Work request
For every line in the data below that contains "factor", copy the line.

Data section
══════════════════════════════

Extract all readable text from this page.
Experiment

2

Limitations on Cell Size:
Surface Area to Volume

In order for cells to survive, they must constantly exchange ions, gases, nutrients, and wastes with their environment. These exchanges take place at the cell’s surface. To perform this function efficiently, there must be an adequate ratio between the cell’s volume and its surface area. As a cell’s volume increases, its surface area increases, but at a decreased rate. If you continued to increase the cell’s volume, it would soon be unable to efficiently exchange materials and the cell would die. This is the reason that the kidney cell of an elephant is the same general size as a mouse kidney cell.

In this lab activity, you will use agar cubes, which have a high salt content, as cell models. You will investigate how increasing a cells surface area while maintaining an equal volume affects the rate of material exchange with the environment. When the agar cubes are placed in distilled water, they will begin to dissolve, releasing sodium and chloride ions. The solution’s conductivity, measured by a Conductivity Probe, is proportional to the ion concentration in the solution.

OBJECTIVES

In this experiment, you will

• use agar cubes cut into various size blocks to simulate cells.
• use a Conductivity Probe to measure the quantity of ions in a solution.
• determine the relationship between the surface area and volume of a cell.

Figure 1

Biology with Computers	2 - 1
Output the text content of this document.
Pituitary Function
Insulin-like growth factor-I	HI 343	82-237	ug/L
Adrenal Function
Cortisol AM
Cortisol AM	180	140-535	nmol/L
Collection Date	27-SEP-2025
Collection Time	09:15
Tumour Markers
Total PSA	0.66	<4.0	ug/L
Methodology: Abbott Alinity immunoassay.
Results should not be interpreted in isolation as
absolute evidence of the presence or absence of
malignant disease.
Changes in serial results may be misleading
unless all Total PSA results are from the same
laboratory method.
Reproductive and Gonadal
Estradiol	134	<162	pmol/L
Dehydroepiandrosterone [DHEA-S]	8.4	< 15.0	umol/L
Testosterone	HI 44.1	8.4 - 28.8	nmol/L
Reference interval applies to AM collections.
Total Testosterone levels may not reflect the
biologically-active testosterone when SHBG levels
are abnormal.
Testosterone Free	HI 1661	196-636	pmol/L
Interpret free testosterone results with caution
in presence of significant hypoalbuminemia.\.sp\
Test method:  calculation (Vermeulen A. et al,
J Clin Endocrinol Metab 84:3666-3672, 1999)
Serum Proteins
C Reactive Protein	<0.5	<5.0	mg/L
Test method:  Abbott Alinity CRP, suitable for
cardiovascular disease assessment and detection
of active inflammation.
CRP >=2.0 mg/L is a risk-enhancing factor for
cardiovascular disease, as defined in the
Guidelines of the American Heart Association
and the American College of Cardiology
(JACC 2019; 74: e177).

══════════════════════════════

Written response
Insulin-like growth factor-I	HI 343	82-237	ug/L
CRP >=2.0 mg/L is a risk-enhancing factor for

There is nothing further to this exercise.